DIRECTIONS:
Write out the records word for word, with no pictures.

DATA TO PROCESS:
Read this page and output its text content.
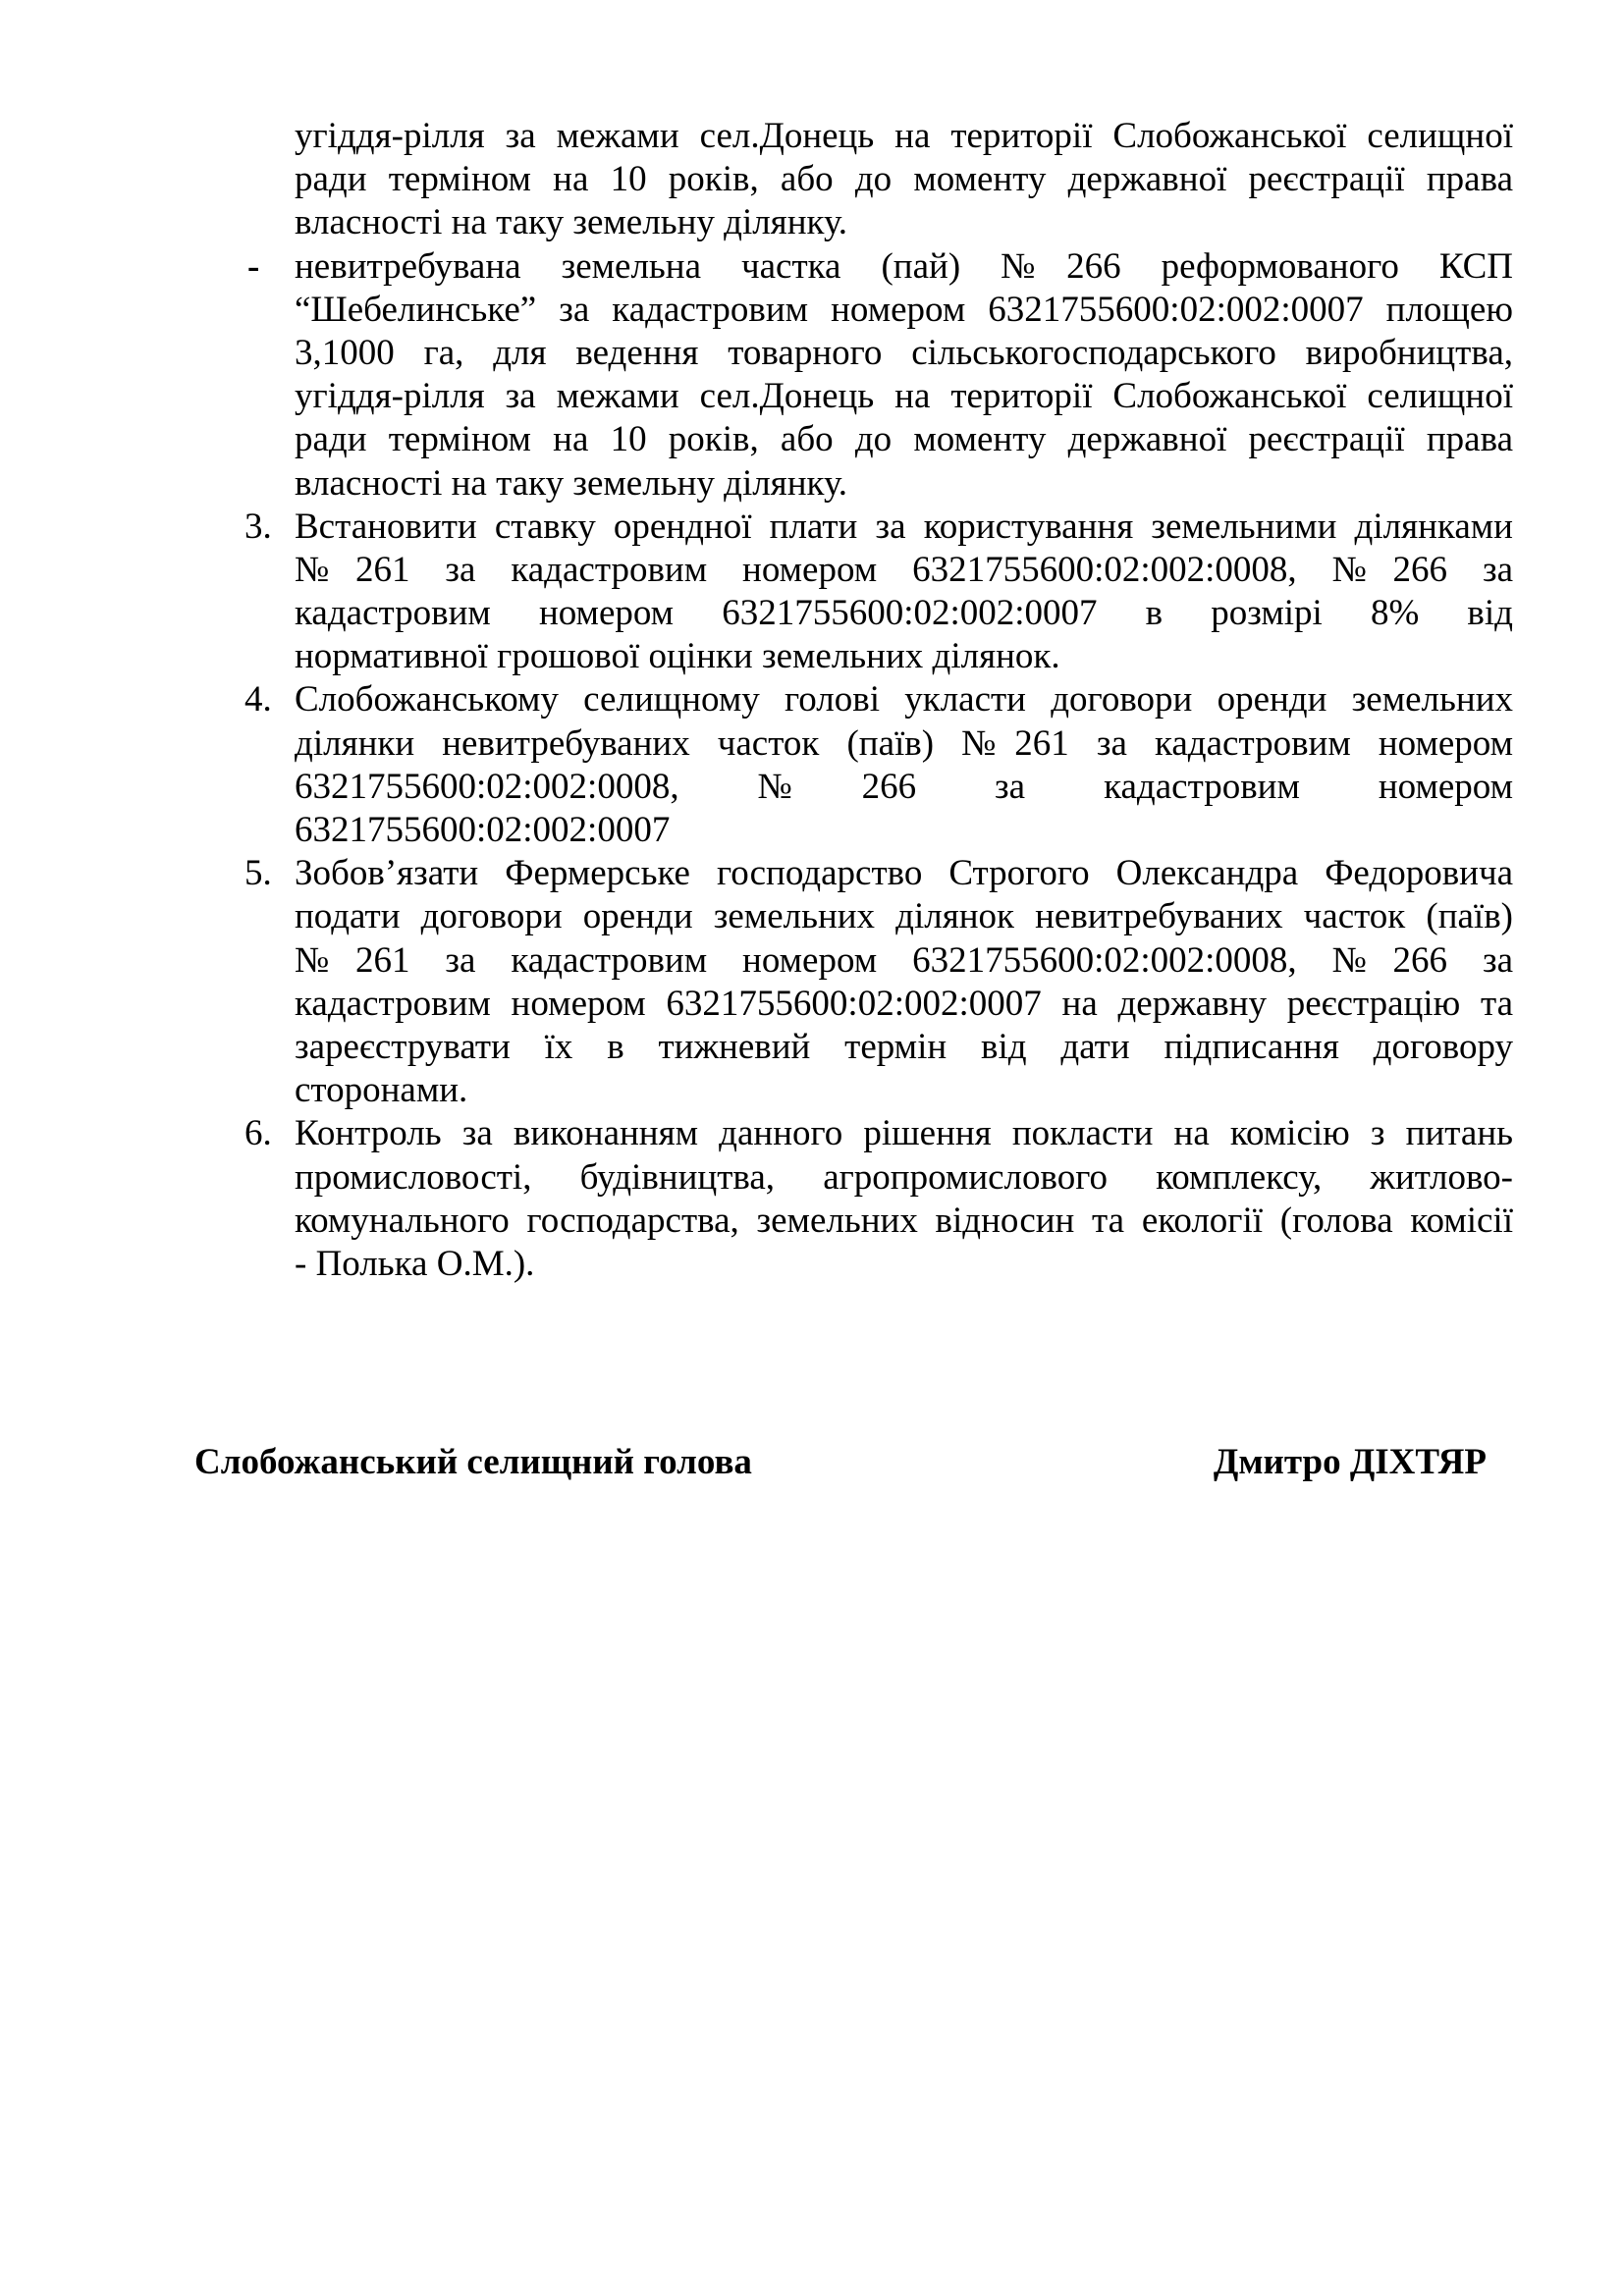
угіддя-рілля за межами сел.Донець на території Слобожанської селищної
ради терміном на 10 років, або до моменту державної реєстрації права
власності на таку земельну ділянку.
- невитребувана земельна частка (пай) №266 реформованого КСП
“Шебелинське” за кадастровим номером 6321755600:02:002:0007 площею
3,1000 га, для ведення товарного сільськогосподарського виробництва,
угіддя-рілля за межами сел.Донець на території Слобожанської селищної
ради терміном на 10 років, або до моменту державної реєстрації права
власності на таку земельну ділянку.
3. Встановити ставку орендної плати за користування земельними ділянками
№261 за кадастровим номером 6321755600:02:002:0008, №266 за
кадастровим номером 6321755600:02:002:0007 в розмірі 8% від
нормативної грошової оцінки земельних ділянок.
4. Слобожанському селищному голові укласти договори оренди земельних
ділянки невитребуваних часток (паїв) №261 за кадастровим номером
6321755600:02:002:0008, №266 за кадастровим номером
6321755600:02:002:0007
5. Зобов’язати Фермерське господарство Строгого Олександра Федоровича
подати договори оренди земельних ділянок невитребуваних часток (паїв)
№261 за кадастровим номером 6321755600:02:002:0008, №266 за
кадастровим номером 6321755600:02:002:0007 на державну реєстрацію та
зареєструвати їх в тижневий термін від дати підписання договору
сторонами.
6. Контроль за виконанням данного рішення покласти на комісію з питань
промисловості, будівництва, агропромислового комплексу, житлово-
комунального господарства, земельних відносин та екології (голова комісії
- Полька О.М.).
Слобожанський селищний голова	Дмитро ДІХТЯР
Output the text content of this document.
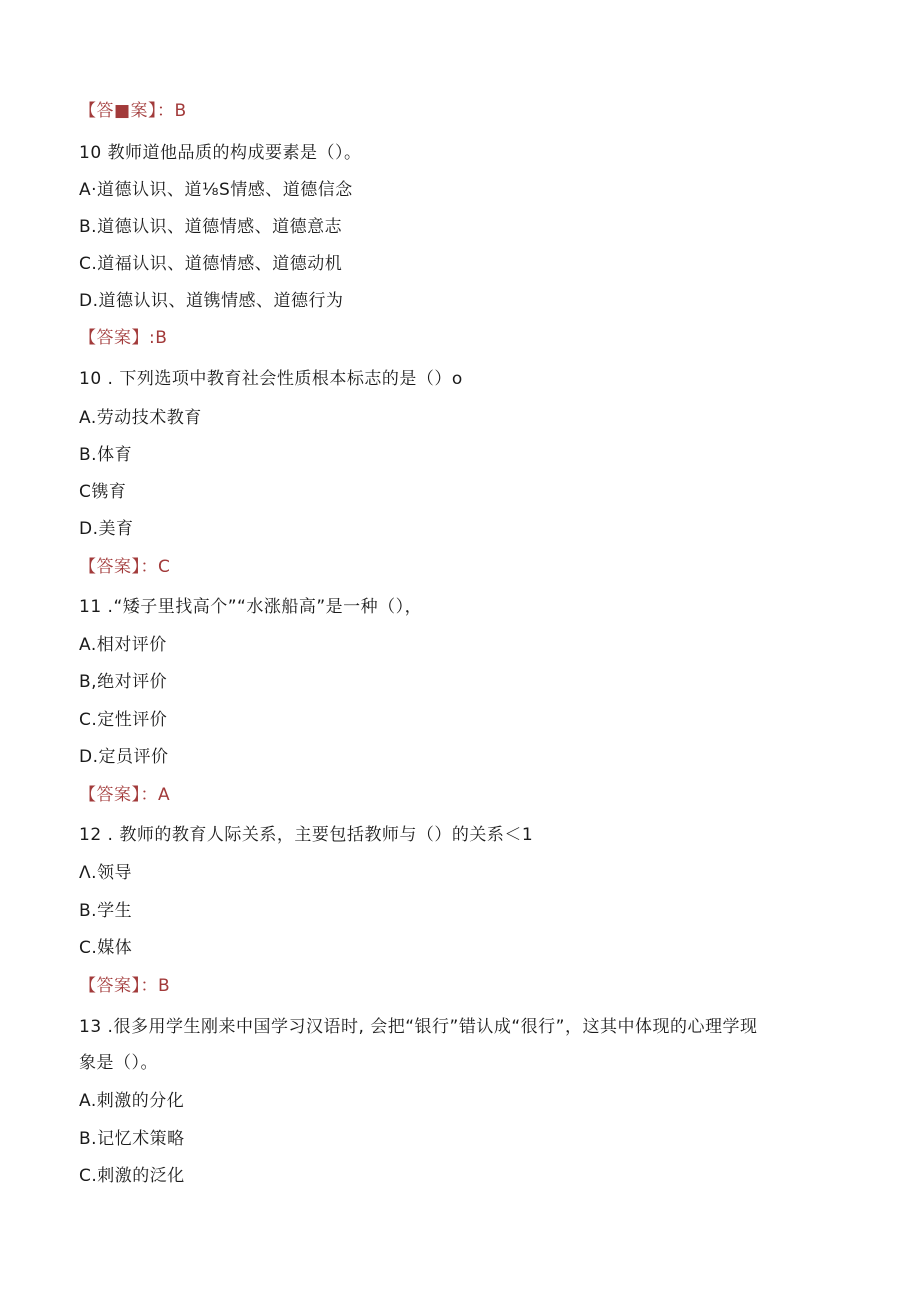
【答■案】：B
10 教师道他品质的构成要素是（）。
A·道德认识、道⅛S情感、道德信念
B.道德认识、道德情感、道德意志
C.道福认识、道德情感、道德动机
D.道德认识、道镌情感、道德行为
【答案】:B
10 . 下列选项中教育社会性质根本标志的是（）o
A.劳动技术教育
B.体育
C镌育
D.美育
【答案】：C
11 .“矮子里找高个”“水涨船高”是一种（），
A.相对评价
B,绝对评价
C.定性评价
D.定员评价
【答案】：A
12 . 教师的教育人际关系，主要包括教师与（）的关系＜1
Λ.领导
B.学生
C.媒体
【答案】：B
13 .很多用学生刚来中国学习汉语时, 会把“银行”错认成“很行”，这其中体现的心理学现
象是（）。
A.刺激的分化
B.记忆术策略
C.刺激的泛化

ANSWER BELOW:
Read this page and output its text content.
угіддя-рілля за межами сел.Донець на території Слобожанської селищної
ради терміном на 10 років, або до моменту державної реєстрації права
власності на таку земельну ділянку.
- невитребувана земельна частка (пай) №266 реформованого КСП
“Шебелинське” за кадастровим номером 6321755600:02:002:0007 площею
3,1000 га, для ведення товарного сільськогосподарського виробництва,
угіддя-рілля за межами сел.Донець на території Слобожанської селищної
ради терміном на 10 років, або до моменту державної реєстрації права
власності на таку земельну ділянку.
3. Встановити ставку орендної плати за користування земельними ділянками
№261 за кадастровим номером 6321755600:02:002:0008, №266 за
кадастровим номером 6321755600:02:002:0007 в розмірі 8% від
нормативної грошової оцінки земельних ділянок.
4. Слобожанському селищному голові укласти договори оренди земельних
ділянки невитребуваних часток (паїв) №261 за кадастровим номером
6321755600:02:002:0008, №266 за кадастровим номером
6321755600:02:002:0007
5. Зобов’язати Фермерське господарство Строгого Олександра Федоровича
подати договори оренди земельних ділянок невитребуваних часток (паїв)
№261 за кадастровим номером 6321755600:02:002:0008, №266 за
кадастровим номером 6321755600:02:002:0007 на державну реєстрацію та
зареєструвати їх в тижневий термін від дати підписання договору
сторонами.
6. Контроль за виконанням данного рішення покласти на комісію з питань
промисловості, будівництва, агропромислового комплексу, житлово-
комунального господарства, земельних відносин та екології (голова комісії
- Полька О.М.).
Слобожанський селищний голова	Дмитро ДІХТЯР
Output the text content of this document.
【答■案】：B
10 教师道他品质的构成要素是（）。
A·道德认识、道⅛S情感、道德信念
B.道德认识、道德情感、道德意志
C.道福认识、道德情感、道德动机
D.道德认识、道镌情感、道德行为
【答案】:B
10 . 下列选项中教育社会性质根本标志的是（）o
A.劳动技术教育
B.体育
C镌育
D.美育
【答案】：C
11 .“矮子里找高个”“水涨船高”是一种（），
A.相对评价
B,绝对评价
C.定性评价
D.定员评价
【答案】：A
12 . 教师的教育人际关系，主要包括教师与（）的关系＜1
Λ.领导
B.学生
C.媒体
【答案】：B
13 .很多用学生刚来中国学习汉语时, 会把“银行”错认成“很行”，这其中体现的心理学现
象是（）。
A.刺激的分化
B.记忆术策略
C.刺激的泛化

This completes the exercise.